— BEGIN DATA LINES —

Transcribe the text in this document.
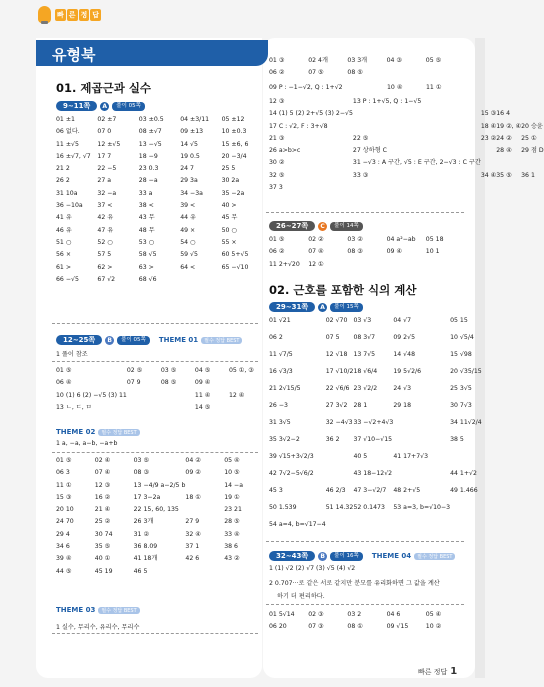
빠 른 정 답
유형북
01. 제곱근과 실수
9~11쪽	A	풀이 05쪽
01 ±1	02 ±7	03 ±0.5	04 ±3/11	05 ±12
06 없다.	07 0	08 ±√7	09 ±13	10 ±0.3
11 ±√5	12 ±√5	13 −√5	14 √5	15 ±6, 6
16 ±√7, √7	17 7	18 −9	19 0.5	20 −3/4
21 2	22 −5	23 0.3	24 7	25 5
26 2	27 a	28 −a	29 3a	30 2a
31 10a	32 −a	33 a	34 −3a	35 −2a
36 −10a	37 <	38 <	39 <	40 >
41 유	42 유	43 무	44 유	45 무
46 유	47 유	48 무	49 ×	50 ○
51 ○	52 ○	53 ○	54 ○	55 ×
56 ×	57 5	58 √5	59 √5	60 5+√5
61 >	62 >	63 >	64 <	65 −√10
66 −√5	67 √2	68 √6
12~25쪽	B	풀이 05쪽	THEME 01	필수 정답 BEST
1 풀이 참조
01 ⑤	02 ⑤	03 ⑤	04 ⑤	05 ①, ③
06 ④	07 9	08 ⑤	09 ④
10 (1) 6 (2) −√5 (3) 11	11 ④	12 ④
13 ㄴ, ㄷ, ㅁ	14 ⑤
THEME 02	필수 정답 BEST
1 a, −a, a−b, −a+b
01 ⑤	02 ④	03 ⑤	04 ②	05 ④
06 3	07 ④	08 ③	09 ②	10 ⑤
11 ①	12 ③	13 −4/9 a−2/5 b	14 −a
15 ③	16 ②	17 3−2a	18 ①	19 ①
20 10	21 ④	22 15, 60, 135	23 21
24 70	25 ②	26 3개	27 9	28 ⑤
29 4	30 74	31 ②	32 ④	33 ④
34 6	35 ⑤	36 8.09	37 1	38 6
39 ④	40 ①	41 18개	42 6	43 ②
44 ⑤	45 19	46 5
THEME 03	필수 정답 BEST
1 실수, 무리수, 유리수, 무리수
01 ③	02 4개	03 3개	04 ③	05 ⑤
06 ②	07 ⑤	08 ⑤
09 P : −1−√2, Q : 1+√2	10 ④	11 ①
12 ③	13 P : 1+√5, Q : 1−√5
14 (1) 5 (2) 2+√5 (3) 2−√5	15 ③ 16 4
17 C : √2, F : 3+√8	18 ④ 19 ②, ④ 20 승윤
21 ③	22 ⑤	23 ② 24 ②	25 ①
26 a>b>c	27 상하형 C	28 ④	29 점 D
30 ②	31 −√3 : A 구간, √5 : E 구간, 2−√3 : C 구간
32 ⑤	33 ③	34 ④ 35 ⑤	36 1
37 3
26~27쪽	C	풀이 14쪽
01 ⑤	02 ②	03 ②	04 a²−ab	05 18
06 ②	07 ④	08 ③	09 ④	10 1
11 2+√20	12 ①
02. 근호를 포함한 식의 계산
29~31쪽	A	풀이 15쪽
01 √21	02 √70 03 √3	04 √7	05 15
06 2	07 5	08 3√7	09 2√5	10 √5/4
11 √7/5	12 √18 13 7√5	14 √48	15 √98
16 √3/3	17 √10/2 18 √6/4	19 5√2/6	20 √35/15
21 2√15/5	22 √6/6 23 √2/2	24 √3	25 3√5
26 −3	27 3√2 28 1	29 18	30 7√3
31 3√5	32 −4√3 33 −√2+4√3	34 11√2/4
35 3√2−2	36 2	37 √10−√15	38 5
39 √15+3√2/3	40 5	41 17+7√3
42 7√2−5√6/2	43 18−12√2	44 1+√2
45 3	46 2/3	47 3−√2/7	48 2+√5	49 1.466
50 1.539	51 14.32 52 0.1473	53 a=3, b=√10−3
54 a=4, b=√17−4
32~43쪽	B	풀이 16쪽	THEME 04	필수 정답 BEST
1 (1) √2 (2) √7 (3) √5 (4) √2
2 0.707···로 같은 서로 같지만 분모를 유리화하면 그 값을 계산
하기 더 편리하다.
01 5√14	02 ③	03 2	04 6	05 ④
06 20	07 ③	08 ①	09 √15	10 ②
빠른 정답 1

— END DATA LINES —

• _WHAT IS REQUIRED_
Read through the entries and copy every line that includes "BEST".

• _REPLY TO THE EXERCISE_
12~25쪽	B	풀이 05쪽	THEME 01	필수 정답 BEST
THEME 02	필수 정답 BEST
THEME 03	필수 정답 BEST
32~43쪽	B	풀이 16쪽	THEME 04	필수 정답 BEST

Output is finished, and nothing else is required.